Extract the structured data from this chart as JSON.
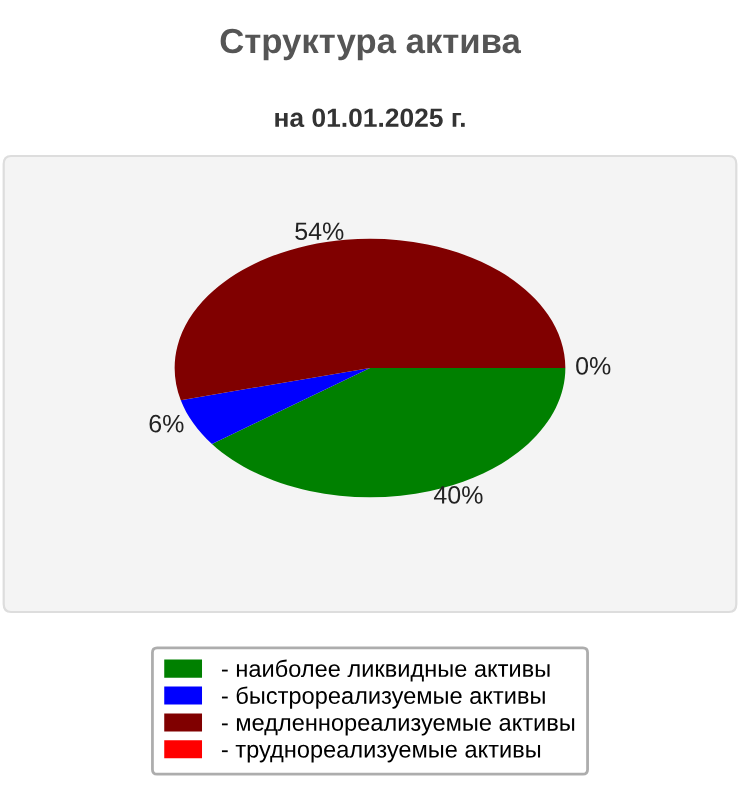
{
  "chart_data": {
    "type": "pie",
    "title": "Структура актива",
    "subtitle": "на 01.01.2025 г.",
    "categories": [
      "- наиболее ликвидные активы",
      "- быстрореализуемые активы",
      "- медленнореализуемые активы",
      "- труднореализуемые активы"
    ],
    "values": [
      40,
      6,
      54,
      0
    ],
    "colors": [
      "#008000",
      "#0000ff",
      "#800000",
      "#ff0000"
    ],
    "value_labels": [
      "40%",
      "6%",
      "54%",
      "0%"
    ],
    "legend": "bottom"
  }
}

- [Problem to work on]:
Return all of the entries exactly as written, but drop any pictures they hold.

- [Output of the exercise]:
Extract the structured data from this chart as JSON.
{
  "chart_data": {
    "type": "pie",
    "title": "Структура актива",
    "subtitle": "на 01.01.2025 г.",
    "categories": [
      "- наиболее ликвидные активы",
      "- быстрореализуемые активы",
      "- медленнореализуемые активы",
      "- труднореализуемые активы"
    ],
    "values": [
      40,
      6,
      54,
      0
    ],
    "colors": [
      "#008000",
      "#0000ff",
      "#800000",
      "#ff0000"
    ],
    "value_labels": [
      "40%",
      "6%",
      "54%",
      "0%"
    ],
    "legend": "bottom"
  }
}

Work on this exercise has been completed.